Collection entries
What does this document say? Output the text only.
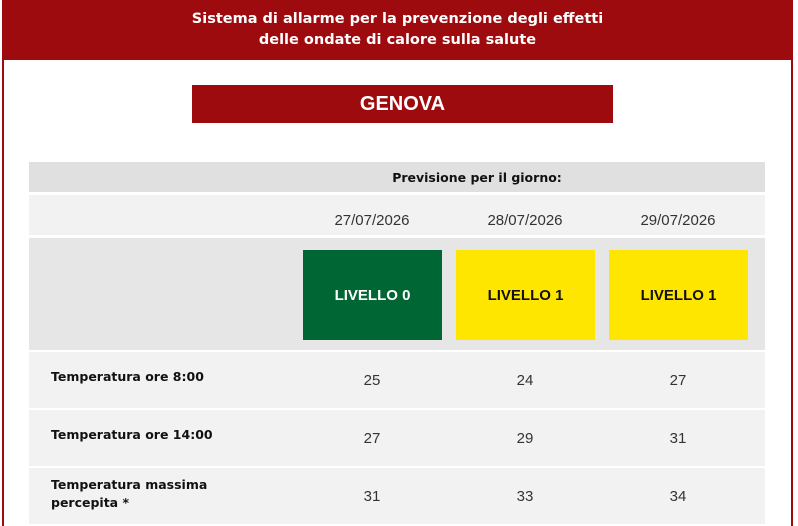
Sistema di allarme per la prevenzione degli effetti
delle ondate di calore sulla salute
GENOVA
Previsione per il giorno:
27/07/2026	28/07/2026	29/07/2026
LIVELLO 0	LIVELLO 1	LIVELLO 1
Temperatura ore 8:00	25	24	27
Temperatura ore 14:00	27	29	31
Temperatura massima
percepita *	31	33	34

...

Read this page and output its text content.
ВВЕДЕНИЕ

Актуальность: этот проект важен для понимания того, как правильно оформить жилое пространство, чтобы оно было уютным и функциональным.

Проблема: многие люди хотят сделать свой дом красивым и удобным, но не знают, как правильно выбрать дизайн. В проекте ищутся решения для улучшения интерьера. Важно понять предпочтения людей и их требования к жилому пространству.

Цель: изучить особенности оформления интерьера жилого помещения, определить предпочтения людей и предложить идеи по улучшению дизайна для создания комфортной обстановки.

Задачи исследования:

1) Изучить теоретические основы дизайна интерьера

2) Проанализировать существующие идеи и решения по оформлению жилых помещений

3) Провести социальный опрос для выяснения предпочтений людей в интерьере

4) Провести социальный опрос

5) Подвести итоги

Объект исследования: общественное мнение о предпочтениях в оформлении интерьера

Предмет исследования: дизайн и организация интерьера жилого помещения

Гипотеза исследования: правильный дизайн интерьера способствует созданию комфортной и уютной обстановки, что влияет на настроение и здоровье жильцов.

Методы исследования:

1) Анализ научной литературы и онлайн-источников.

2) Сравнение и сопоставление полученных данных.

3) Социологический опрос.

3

---

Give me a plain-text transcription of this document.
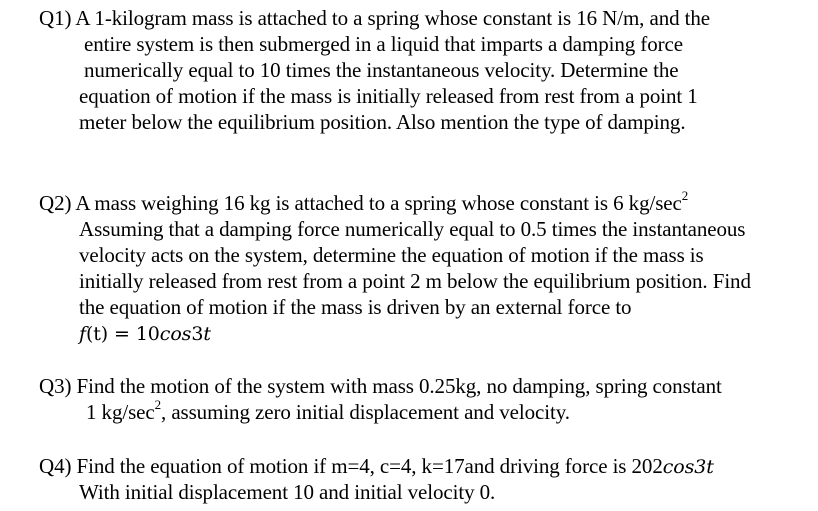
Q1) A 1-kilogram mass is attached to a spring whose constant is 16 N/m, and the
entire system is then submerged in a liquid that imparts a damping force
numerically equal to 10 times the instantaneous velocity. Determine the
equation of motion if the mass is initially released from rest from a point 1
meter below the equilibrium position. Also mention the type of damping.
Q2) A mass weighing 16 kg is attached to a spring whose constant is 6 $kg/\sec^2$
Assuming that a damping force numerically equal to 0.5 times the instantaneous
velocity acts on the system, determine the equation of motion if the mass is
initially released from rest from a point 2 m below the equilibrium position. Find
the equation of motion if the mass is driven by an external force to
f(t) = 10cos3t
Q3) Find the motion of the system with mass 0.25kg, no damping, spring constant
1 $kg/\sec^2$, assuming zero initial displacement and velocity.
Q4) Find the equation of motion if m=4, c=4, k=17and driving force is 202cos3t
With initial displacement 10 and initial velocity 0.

PROBLEM STATEMENT → From the data, collect all lines where the string "опрос" appears.

THE COMPLETED TASK →
3) Провести социальный опрос для выяснения предпочтений людей в интерьере
4) Провести социальный опрос
3) Социологический опрос.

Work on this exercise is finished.